Begin SUPPLIED INFORMATION
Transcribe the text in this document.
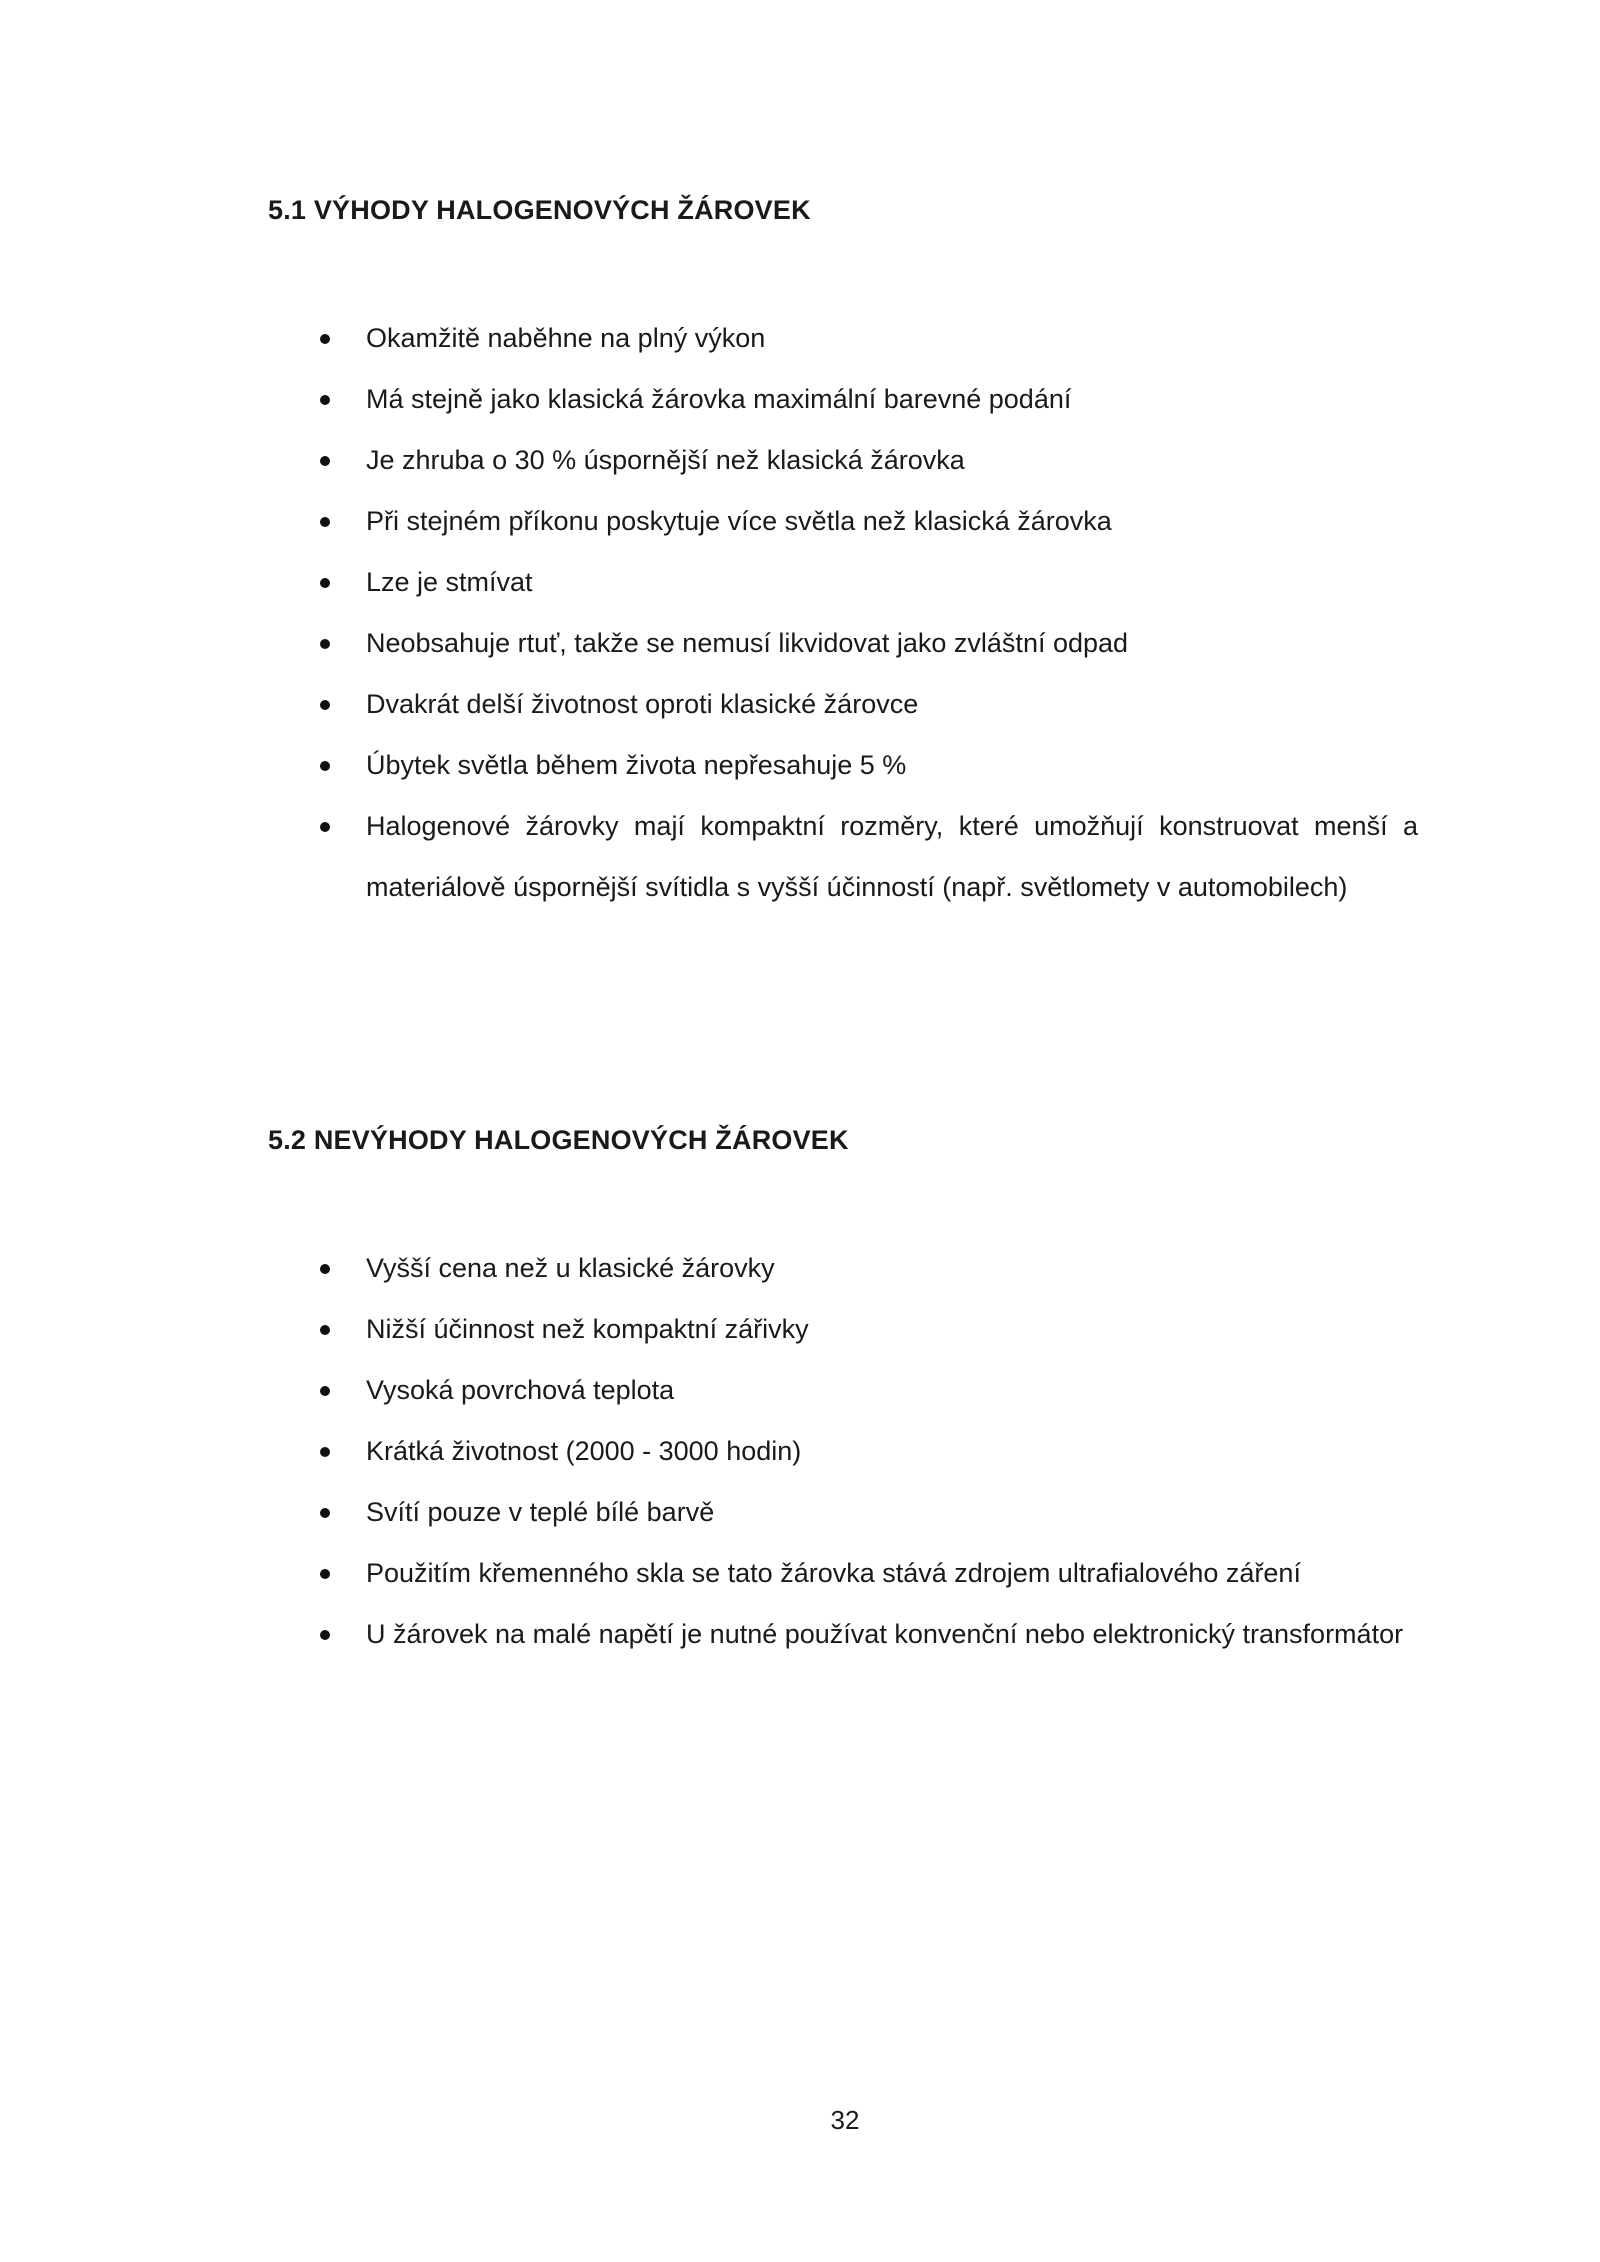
5.1 VÝHODY HALOGENOVÝCH ŽÁROVEK
Okamžitě naběhne na plný výkon
Má stejně jako klasická žárovka maximální barevné podání
Je zhruba o 30 % úspornější než klasická žárovka
Při stejném příkonu poskytuje více světla než klasická žárovka
Lze je stmívat
Neobsahuje rtuť, takže se nemusí likvidovat jako zvláštní odpad
Dvakrát delší životnost oproti klasické žárovce
Úbytek světla během života nepřesahuje 5 %
Halogenové žárovky mají kompaktní rozměry, které umožňují konstruovat menší a materiálově úspornější svítidla s vyšší účinností (např. světlomety v automobilech)
5.2 NEVÝHODY HALOGENOVÝCH ŽÁROVEK
Vyšší cena než u klasické žárovky
Nižší účinnost než kompaktní zářivky
Vysoká povrchová teplota
Krátká životnost (2000 - 3000 hodin)
Svítí pouze v teplé bílé barvě
Použitím křemenného skla se tato žárovka stává zdrojem ultrafialového záření
U žárovek na malé napětí je nutné používat konvenční nebo elektronický transformátor
32
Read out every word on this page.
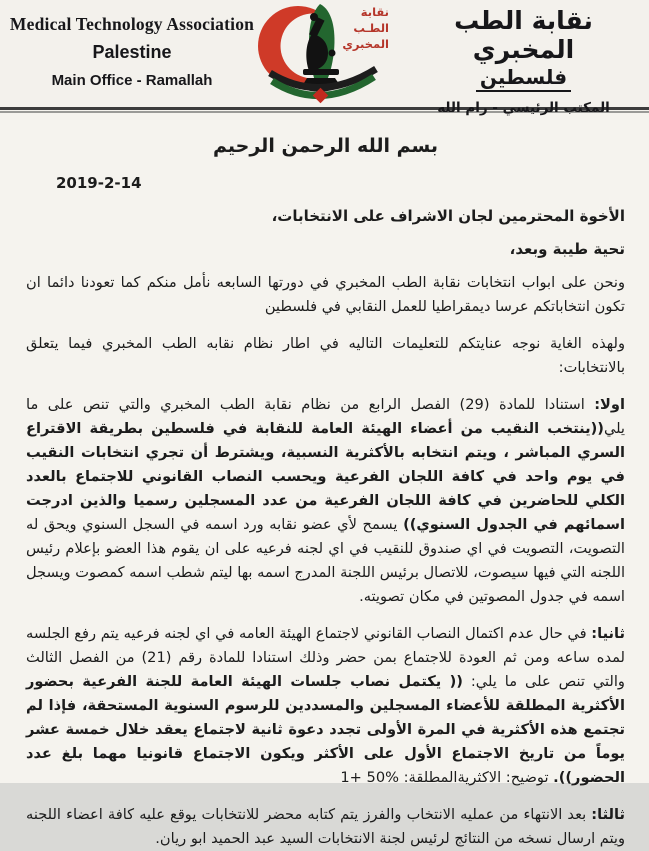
Medical Technology Association
Palestine
Main Office - Ramallah
نقابة
الطـب
المخبري
نقابة الطب المخبري
فلسطين
المكتب الرئيسي - رام الله
بسم الله الرحمن الرحيم
2019-2-14
الأخوة المحترمين لجان الاشراف على الانتخابات،
تحية طيبة وبعد،

ونحن على ابواب انتخابات نقابة الطب المخبري في دورتها السابعه نأمل منكم كما تعودنا دائما ان تكون انتخاباتكم عرسا ديمقراطيا للعمل النقابي في فلسطين

ولهذه الغاية نوجه عنايتكم للتعليمات التاليه في اطار نظام نقابه الطب المخبري فيما يتعلق بالانتخابات:

اولا: استنادا للمادة (29) الفصل الرابع من نظام نقابة الطب المخبري والتي تنص على ما يلي((ينتخب النقيب من أعضاء الهيئة العامة للنقابة في فلسطين بطريقة الاقتراع السري المباشر ، ويتم انتخابه بالأكثرية النسبية، ويشترط أن تجري انتخابات النقيب في يوم واحد في كافة اللجان الفرعية ويحسب النصاب القانوني للاجتماع بالعدد الكلي للحاضرين في كافة اللجان الفرعية من عدد المسجلين رسميا والذين ادرجت اسمائهم في الجدول السنوي)) يسمح لأي عضو نقابه ورد اسمه في السجل السنوي ويحق له التصويت، التصويت في اي صندوق للنقيب في اي لجنه فرعيه على ان يقوم هذا العضو بإعلام رئيس اللجنه التي فيها سيصوت، للاتصال برئيس اللجنة المدرج اسمه بها ليتم شطب اسمه كمصوت ويسجل اسمه في جدول المصوتين في مكان تصويته.

ثانيا: في حال عدم اكتمال النصاب القانوني لاجتماع الهيئة العامه في اي لجنه فرعيه يتم رفع الجلسه لمده ساعه ومن ثم العودة للاجتماع بمن حضر وذلك استنادا للمادة رقم (21) من الفصل الثالث والتي تنص على ما يلي: (( يكتمل نصاب جلسات الهيئة العامة للجنة الفرعية بحضور الأكثرية المطلقة للأعضاء المسجلين والمسددين للرسوم السنوية المستحقة، فإذا لم تجتمع هذه الأكثرية في المرة الأولى تجدد دعوة ثانية لاجتماع يعقد خلال خمسة عشر يوماً من تاريخ الاجتماع الأول على الأكثر ويكون الاجتماع قانونيا مهما بلغ عدد الحضور)). توضيح: الاكثريةالمطلقة: %50 +1

ثالثا: بعد الانتهاء من عمليه الانتخاب والفرز يتم كتابه محضر للانتخابات يوقع عليه كافة اعضاء اللجنه ويتم ارسال نسخه من النتائج لرئيس لجنة الانتخابات السيد عبد الحميد ابو ريان.
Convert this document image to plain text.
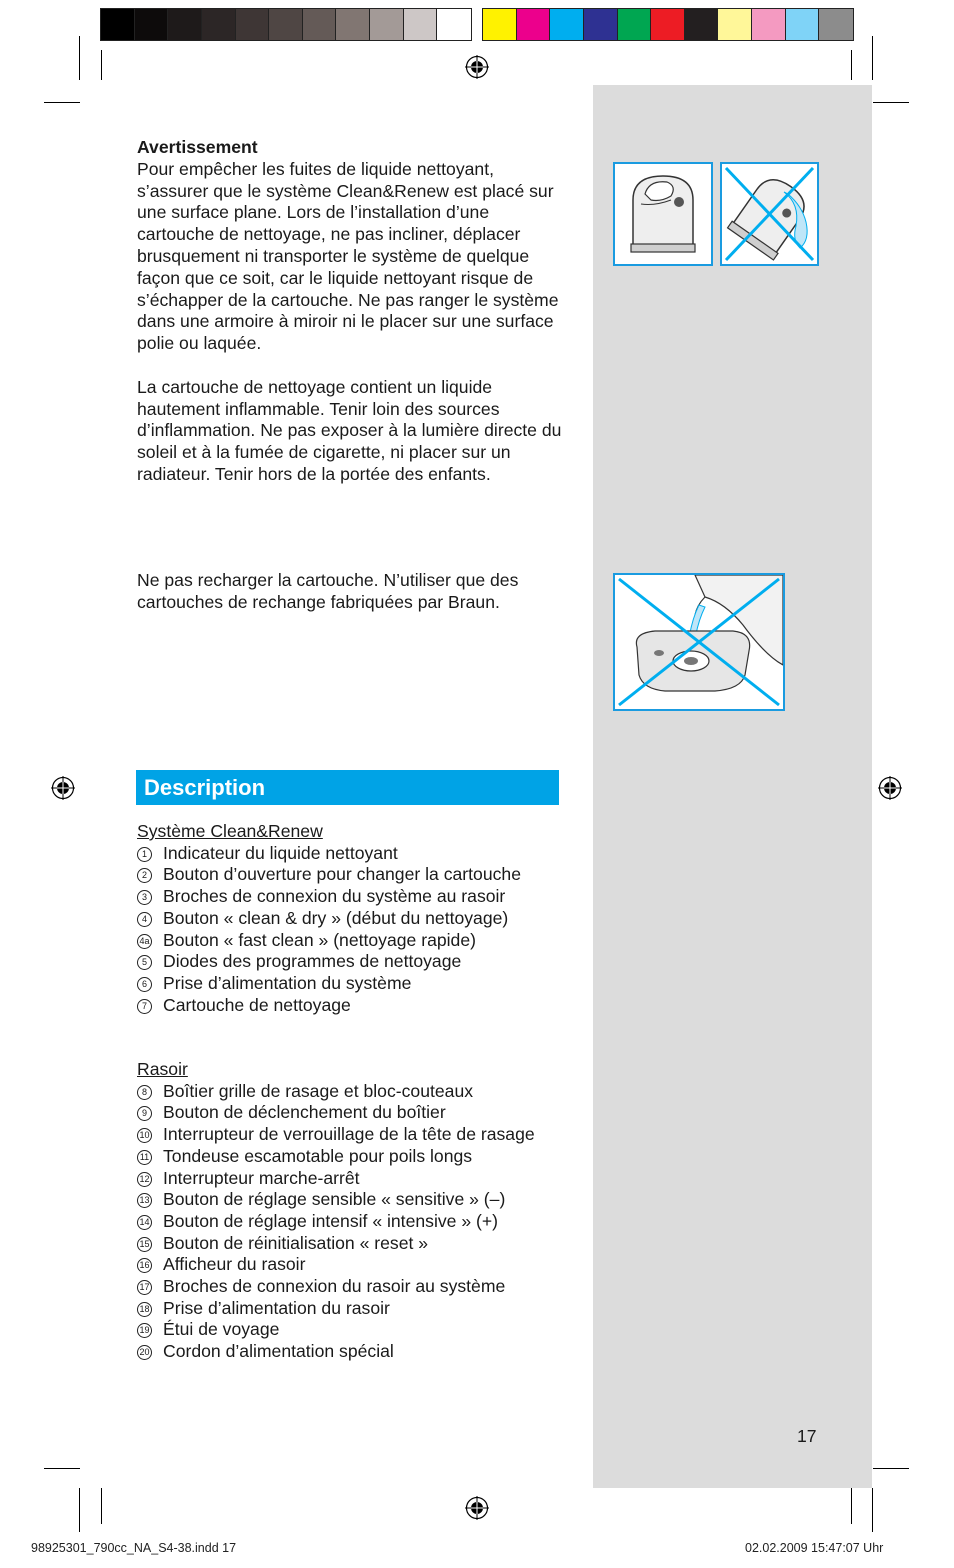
Avertissement

Pour empêcher les fuites de liquide nettoyant, s’assurer que le système Clean&Renew est placé sur une surface plane. Lors de l’installation d’une cartouche de nettoyage, ne pas incliner, déplacer brusquement ni transporter le système de quelque façon que ce soit, car le liquide nettoyant risque de s’échapper de la cartouche. Ne pas ranger le système dans une armoire à miroir ni le placer sur une surface polie ou laquée.

La cartouche de nettoyage contient un liquide hautement inflammable. Tenir loin des sources d’inflammation. Ne pas exposer à la lumière directe du soleil et à la fumée de cigarette, ni placer sur un radiateur. Tenir hors de la portée des enfants.

Ne pas recharger la cartouche. N’utiliser que des cartouches de rechange fabriquées par Braun.

Description
Système Clean&Renew
1 Indicateur du liquide nettoyant
2 Bouton d’ouverture pour changer la cartouche
3 Broches de connexion du système au rasoir
4 Bouton « clean & dry » (début du nettoyage)
4a Bouton « fast clean » (nettoyage rapide)
5 Diodes des programmes de nettoyage
6 Prise d’alimentation du système
7 Cartouche de nettoyage
Rasoir
8 Boîtier grille de rasage et bloc-couteaux
9 Bouton de déclenchement du boîtier
10 Interrupteur de verrouillage de la tête de rasage
11 Tondeuse escamotable pour poils longs
12 Interrupteur marche-arrêt
13 Bouton de réglage sensible « sensitive » (–)
14 Bouton de réglage intensif « intensive » (+)
15 Bouton de réinitialisation « reset »
16 Afficheur du rasoir
17 Broches de connexion du rasoir au système
18 Prise d’alimentation du rasoir
19 Étui de voyage
20 Cordon d’alimentation spécial
17
98925301_790cc_NA_S4-38.indd 17	02.02.2009 15:47:07 Uhr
End SUPPLIED INFORMATION
DIRECTIONS FOR THIS TASK: Gather all the lines that include the word "žárovky" and copy them out.

COMPLETED EXERCISE:
Halogenové žárovky mají kompaktní rozměry, které umožňují konstruovat menší a materiálově úspornější svítidla s vyšší účinností (např. světlomety v automobilech)
Vyšší cena než u klasické žárovky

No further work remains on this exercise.